Aim:
Return the whole listing exactly as it stands.

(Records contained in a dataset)
* * * * * * *

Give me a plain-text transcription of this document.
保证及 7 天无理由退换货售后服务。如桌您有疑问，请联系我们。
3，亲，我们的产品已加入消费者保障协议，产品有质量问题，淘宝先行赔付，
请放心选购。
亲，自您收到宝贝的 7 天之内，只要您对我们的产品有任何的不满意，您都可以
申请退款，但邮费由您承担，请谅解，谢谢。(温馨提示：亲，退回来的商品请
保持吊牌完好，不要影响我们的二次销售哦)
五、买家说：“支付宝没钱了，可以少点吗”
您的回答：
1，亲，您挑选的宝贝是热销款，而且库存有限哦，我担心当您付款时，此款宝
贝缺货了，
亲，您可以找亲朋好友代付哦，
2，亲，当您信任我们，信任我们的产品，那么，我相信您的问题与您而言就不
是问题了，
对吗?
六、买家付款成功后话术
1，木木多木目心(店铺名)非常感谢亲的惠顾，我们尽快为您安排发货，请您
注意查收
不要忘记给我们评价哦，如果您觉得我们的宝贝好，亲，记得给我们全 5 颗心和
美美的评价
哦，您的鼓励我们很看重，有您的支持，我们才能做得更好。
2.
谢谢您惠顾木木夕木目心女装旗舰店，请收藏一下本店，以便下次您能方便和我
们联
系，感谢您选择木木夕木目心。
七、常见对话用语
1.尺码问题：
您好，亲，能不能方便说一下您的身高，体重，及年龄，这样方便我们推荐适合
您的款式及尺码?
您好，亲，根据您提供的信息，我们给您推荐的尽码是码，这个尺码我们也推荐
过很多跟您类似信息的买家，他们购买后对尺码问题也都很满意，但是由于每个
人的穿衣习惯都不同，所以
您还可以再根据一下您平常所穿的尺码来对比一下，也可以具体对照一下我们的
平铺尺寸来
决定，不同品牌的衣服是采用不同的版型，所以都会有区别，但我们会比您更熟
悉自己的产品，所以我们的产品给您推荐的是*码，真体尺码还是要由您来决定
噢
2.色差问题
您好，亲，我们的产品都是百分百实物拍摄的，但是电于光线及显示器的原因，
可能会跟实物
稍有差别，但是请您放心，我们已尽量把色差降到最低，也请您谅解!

* * * * * * *

Written response:
Give me a plain-text transcription of this document.
保证及 7 天无理由退换货售后服务。如桌您有疑问，请联系我们。
3，亲，我们的产品已加入消费者保障协议，产品有质量问题，淘宝先行赔付，
请放心选购。
亲，自您收到宝贝的 7 天之内，只要您对我们的产品有任何的不满意，您都可以
申请退款，但邮费由您承担，请谅解，谢谢。(温馨提示：亲，退回来的商品请
保持吊牌完好，不要影响我们的二次销售哦)
五、买家说：“支付宝没钱了，可以少点吗”
您的回答：
1，亲，您挑选的宝贝是热销款，而且库存有限哦，我担心当您付款时，此款宝
贝缺货了，
亲，您可以找亲朋好友代付哦，
2，亲，当您信任我们，信任我们的产品，那么，我相信您的问题与您而言就不
是问题了，
对吗?
六、买家付款成功后话术
1，木木多木目心(店铺名)非常感谢亲的惠顾，我们尽快为您安排发货，请您
注意查收
不要忘记给我们评价哦，如果您觉得我们的宝贝好，亲，记得给我们全 5 颗心和
美美的评价
哦，您的鼓励我们很看重，有您的支持，我们才能做得更好。
2.
谢谢您惠顾木木夕木目心女装旗舰店，请收藏一下本店，以便下次您能方便和我
们联
系，感谢您选择木木夕木目心。
七、常见对话用语
1.尺码问题：
您好，亲，能不能方便说一下您的身高，体重，及年龄，这样方便我们推荐适合
您的款式及尺码?
您好，亲，根据您提供的信息，我们给您推荐的尽码是码，这个尺码我们也推荐
过很多跟您类似信息的买家，他们购买后对尺码问题也都很满意，但是由于每个
人的穿衣习惯都不同，所以
您还可以再根据一下您平常所穿的尺码来对比一下，也可以具体对照一下我们的
平铺尺寸来
决定，不同品牌的衣服是采用不同的版型，所以都会有区别，但我们会比您更熟
悉自己的产品，所以我们的产品给您推荐的是*码，真体尺码还是要由您来决定
噢
2.色差问题
您好，亲，我们的产品都是百分百实物拍摄的，但是电于光线及显示器的原因，
可能会跟实物
稍有差别，但是请您放心，我们已尽量把色差降到最低，也请您谅解!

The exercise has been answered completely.